**Directive:**
Gather every line of the entries that includes the word "title".

== Listed entries

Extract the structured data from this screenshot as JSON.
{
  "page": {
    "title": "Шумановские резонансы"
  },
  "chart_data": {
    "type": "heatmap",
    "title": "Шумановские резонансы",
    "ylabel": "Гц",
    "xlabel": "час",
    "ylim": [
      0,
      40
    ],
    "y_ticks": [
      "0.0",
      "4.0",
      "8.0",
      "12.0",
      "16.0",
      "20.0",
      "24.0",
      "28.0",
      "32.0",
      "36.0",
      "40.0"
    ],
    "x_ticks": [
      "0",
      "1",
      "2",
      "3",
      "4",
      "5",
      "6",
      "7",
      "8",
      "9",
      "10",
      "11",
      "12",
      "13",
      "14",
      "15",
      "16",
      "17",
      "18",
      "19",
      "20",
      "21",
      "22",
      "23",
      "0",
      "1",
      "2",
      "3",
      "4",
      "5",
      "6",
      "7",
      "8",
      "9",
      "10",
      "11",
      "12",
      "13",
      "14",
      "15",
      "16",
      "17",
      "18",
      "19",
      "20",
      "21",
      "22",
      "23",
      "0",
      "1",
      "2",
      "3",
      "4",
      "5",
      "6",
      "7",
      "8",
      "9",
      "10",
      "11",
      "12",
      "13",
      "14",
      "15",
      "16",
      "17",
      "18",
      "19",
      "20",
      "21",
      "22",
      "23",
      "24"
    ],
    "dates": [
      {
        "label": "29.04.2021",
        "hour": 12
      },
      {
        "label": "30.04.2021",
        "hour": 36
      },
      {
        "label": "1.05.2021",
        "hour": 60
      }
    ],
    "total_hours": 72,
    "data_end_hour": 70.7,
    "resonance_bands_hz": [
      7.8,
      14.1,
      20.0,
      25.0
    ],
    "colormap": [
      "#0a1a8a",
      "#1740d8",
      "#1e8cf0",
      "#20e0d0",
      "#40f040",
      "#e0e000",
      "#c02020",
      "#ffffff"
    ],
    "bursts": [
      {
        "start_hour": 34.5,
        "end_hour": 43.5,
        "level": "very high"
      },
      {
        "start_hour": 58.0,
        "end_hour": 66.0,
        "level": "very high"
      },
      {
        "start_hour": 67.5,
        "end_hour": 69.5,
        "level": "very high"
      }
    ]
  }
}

====

**Solution:**
    "title": "Шумановские резонансы"
    "title": "Шумановские резонансы",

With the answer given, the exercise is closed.